» **SHORT TASK**: Tell how many lines carry the word "correct"; the reply is the number and nothing else.

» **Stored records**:

════════

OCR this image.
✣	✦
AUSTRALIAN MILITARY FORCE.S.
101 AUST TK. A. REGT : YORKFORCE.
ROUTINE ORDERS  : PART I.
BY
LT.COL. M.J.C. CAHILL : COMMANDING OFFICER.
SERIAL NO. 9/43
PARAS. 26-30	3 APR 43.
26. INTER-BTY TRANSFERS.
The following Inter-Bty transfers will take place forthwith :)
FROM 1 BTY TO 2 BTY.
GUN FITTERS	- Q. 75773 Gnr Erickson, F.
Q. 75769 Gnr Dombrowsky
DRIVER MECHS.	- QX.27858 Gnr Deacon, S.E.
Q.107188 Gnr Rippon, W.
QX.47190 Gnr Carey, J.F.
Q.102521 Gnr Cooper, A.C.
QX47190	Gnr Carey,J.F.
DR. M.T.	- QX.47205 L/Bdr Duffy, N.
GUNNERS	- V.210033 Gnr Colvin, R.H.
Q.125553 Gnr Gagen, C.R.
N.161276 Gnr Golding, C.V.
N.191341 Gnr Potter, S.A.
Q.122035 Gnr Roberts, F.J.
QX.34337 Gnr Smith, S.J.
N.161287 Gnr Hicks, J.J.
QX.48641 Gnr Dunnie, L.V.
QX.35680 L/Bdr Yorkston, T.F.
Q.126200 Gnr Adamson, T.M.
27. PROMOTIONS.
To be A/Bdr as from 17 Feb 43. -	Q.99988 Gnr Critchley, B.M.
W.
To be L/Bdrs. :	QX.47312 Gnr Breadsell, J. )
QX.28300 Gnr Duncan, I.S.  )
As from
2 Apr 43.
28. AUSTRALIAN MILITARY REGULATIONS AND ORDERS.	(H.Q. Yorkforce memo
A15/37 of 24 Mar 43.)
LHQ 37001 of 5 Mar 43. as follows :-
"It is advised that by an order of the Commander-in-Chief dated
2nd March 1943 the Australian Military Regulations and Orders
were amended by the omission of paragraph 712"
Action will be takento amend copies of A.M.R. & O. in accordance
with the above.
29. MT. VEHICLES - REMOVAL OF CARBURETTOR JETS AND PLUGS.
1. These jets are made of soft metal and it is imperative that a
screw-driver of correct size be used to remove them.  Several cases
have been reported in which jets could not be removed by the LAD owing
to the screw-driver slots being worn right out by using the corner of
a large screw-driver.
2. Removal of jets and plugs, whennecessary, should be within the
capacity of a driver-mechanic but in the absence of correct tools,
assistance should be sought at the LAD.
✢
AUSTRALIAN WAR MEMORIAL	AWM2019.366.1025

════════

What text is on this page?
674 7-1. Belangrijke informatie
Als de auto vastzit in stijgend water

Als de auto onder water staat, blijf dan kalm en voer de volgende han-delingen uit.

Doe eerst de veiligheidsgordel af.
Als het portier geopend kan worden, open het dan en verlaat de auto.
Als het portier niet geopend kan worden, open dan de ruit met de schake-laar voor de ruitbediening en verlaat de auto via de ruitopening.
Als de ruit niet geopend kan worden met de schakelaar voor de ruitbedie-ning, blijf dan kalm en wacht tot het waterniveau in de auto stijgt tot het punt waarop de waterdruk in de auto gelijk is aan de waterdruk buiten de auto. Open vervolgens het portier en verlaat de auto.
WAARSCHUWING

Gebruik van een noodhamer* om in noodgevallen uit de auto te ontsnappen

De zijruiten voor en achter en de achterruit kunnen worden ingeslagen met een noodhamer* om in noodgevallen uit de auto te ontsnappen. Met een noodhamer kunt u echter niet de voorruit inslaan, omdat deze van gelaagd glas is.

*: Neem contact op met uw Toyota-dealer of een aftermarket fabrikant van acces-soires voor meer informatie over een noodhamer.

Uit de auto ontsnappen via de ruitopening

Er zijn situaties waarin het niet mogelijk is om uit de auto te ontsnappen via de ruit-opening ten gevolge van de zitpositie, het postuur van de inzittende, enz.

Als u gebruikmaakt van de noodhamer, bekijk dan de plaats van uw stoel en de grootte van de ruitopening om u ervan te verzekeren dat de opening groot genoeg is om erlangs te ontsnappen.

════════

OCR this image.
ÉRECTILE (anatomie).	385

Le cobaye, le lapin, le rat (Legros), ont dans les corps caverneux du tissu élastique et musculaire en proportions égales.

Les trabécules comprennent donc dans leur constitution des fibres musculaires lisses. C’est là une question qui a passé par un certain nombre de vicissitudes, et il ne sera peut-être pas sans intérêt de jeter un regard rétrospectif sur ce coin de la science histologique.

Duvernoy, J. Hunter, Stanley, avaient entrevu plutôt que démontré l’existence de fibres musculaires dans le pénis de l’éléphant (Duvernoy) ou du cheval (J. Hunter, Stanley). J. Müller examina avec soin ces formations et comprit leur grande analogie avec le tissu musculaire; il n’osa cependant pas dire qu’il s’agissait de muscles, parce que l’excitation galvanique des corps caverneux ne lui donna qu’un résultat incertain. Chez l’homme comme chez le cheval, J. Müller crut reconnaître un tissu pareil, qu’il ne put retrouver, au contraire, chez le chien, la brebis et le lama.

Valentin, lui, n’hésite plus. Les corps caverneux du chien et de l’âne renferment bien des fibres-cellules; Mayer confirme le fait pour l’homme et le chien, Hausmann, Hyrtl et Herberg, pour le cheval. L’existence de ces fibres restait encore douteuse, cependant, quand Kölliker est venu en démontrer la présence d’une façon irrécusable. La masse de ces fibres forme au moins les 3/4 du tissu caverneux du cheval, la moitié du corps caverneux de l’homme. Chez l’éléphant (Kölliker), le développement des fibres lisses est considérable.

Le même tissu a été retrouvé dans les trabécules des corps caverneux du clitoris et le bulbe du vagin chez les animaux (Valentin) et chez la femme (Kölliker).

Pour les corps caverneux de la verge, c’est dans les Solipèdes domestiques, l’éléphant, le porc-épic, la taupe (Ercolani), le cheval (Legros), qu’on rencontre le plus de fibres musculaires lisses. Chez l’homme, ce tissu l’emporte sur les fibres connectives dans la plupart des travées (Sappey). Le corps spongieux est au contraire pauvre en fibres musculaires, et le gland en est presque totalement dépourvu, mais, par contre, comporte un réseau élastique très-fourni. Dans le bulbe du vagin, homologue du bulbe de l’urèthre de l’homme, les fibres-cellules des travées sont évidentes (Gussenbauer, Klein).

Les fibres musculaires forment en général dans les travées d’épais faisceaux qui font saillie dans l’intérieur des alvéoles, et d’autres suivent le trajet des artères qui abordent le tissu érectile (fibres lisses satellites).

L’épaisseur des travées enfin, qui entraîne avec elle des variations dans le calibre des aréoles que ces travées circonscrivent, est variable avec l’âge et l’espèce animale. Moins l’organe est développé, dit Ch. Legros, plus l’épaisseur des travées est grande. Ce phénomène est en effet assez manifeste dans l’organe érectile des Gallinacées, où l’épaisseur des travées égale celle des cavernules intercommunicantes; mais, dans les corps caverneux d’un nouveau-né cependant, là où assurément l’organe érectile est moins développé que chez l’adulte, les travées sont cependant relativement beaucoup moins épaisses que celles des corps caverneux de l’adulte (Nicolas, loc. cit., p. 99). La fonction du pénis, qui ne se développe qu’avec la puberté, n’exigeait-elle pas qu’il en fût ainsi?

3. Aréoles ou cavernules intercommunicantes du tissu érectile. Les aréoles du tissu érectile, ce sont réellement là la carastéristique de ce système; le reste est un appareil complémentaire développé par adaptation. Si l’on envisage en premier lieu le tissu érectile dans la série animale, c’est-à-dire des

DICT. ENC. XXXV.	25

════════

» **COMPLETED EXERCISE**: 2